• **Exercise**
Each record is to be printed again precisely as it reads.

• **Extracted records**
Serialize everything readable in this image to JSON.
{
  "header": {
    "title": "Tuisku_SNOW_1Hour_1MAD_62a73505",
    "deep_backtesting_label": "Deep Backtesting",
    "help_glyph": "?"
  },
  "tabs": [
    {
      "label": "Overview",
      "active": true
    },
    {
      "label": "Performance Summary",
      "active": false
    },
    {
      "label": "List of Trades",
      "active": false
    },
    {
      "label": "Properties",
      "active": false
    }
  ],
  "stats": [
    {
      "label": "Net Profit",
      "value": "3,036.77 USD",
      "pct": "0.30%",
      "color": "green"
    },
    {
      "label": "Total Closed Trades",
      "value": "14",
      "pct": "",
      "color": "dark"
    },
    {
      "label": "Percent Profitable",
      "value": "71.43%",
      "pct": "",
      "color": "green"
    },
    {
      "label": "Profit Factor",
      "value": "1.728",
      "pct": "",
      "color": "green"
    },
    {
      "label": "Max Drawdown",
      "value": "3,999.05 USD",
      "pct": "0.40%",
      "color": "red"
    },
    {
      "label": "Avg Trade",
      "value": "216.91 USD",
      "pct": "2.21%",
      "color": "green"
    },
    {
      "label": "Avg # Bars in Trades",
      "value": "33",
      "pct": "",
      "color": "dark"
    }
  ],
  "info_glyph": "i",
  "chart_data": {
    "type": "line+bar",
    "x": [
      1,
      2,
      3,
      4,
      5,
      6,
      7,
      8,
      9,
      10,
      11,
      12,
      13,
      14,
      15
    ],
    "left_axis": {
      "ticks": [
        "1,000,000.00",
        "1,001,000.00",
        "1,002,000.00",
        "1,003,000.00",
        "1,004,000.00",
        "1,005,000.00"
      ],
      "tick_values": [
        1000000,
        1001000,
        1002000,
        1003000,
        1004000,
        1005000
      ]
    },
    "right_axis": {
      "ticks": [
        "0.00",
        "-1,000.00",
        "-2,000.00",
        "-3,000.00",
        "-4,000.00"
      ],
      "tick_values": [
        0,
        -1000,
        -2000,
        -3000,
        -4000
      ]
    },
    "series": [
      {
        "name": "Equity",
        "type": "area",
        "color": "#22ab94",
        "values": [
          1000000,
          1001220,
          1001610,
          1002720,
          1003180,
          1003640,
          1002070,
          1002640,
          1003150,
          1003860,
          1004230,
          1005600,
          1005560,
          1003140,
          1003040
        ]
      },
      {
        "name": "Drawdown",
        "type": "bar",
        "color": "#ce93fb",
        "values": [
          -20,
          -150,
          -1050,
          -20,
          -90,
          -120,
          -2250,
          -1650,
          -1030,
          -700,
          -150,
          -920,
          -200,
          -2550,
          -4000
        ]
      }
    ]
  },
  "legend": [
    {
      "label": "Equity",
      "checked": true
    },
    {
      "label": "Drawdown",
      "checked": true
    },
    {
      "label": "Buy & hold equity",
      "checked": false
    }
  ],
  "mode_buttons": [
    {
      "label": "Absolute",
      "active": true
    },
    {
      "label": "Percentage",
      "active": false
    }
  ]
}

• **Written response**
Serialize everything readable in this image to JSON.
{
  "header": {
    "title": "Tuisku_SNOW_1Hour_1MAD_62a73505",
    "deep_backtesting_label": "Deep Backtesting",
    "help_glyph": "?"
  },
  "tabs": [
    {
      "label": "Overview",
      "active": true
    },
    {
      "label": "Performance Summary",
      "active": false
    },
    {
      "label": "List of Trades",
      "active": false
    },
    {
      "label": "Properties",
      "active": false
    }
  ],
  "stats": [
    {
      "label": "Net Profit",
      "value": "3,036.77 USD",
      "pct": "0.30%",
      "color": "green"
    },
    {
      "label": "Total Closed Trades",
      "value": "14",
      "pct": "",
      "color": "dark"
    },
    {
      "label": "Percent Profitable",
      "value": "71.43%",
      "pct": "",
      "color": "green"
    },
    {
      "label": "Profit Factor",
      "value": "1.728",
      "pct": "",
      "color": "green"
    },
    {
      "label": "Max Drawdown",
      "value": "3,999.05 USD",
      "pct": "0.40%",
      "color": "red"
    },
    {
      "label": "Avg Trade",
      "value": "216.91 USD",
      "pct": "2.21%",
      "color": "green"
    },
    {
      "label": "Avg # Bars in Trades",
      "value": "33",
      "pct": "",
      "color": "dark"
    }
  ],
  "info_glyph": "i",
  "chart_data": {
    "type": "line+bar",
    "x": [
      1,
      2,
      3,
      4,
      5,
      6,
      7,
      8,
      9,
      10,
      11,
      12,
      13,
      14,
      15
    ],
    "left_axis": {
      "ticks": [
        "1,000,000.00",
        "1,001,000.00",
        "1,002,000.00",
        "1,003,000.00",
        "1,004,000.00",
        "1,005,000.00"
      ],
      "tick_values": [
        1000000,
        1001000,
        1002000,
        1003000,
        1004000,
        1005000
      ]
    },
    "right_axis": {
      "ticks": [
        "0.00",
        "-1,000.00",
        "-2,000.00",
        "-3,000.00",
        "-4,000.00"
      ],
      "tick_values": [
        0,
        -1000,
        -2000,
        -3000,
        -4000
      ]
    },
    "series": [
      {
        "name": "Equity",
        "type": "area",
        "color": "#22ab94",
        "values": [
          1000000,
          1001220,
          1001610,
          1002720,
          1003180,
          1003640,
          1002070,
          1002640,
          1003150,
          1003860,
          1004230,
          1005600,
          1005560,
          1003140,
          1003040
        ]
      },
      {
        "name": "Drawdown",
        "type": "bar",
        "color": "#ce93fb",
        "values": [
          -20,
          -150,
          -1050,
          -20,
          -90,
          -120,
          -2250,
          -1650,
          -1030,
          -700,
          -150,
          -920,
          -200,
          -2550,
          -4000
        ]
      }
    ]
  },
  "legend": [
    {
      "label": "Equity",
      "checked": true
    },
    {
      "label": "Drawdown",
      "checked": true
    },
    {
      "label": "Buy & hold equity",
      "checked": false
    }
  ],
  "mode_buttons": [
    {
      "label": "Absolute",
      "active": true
    },
    {
      "label": "Percentage",
      "active": false
    }
  ]
}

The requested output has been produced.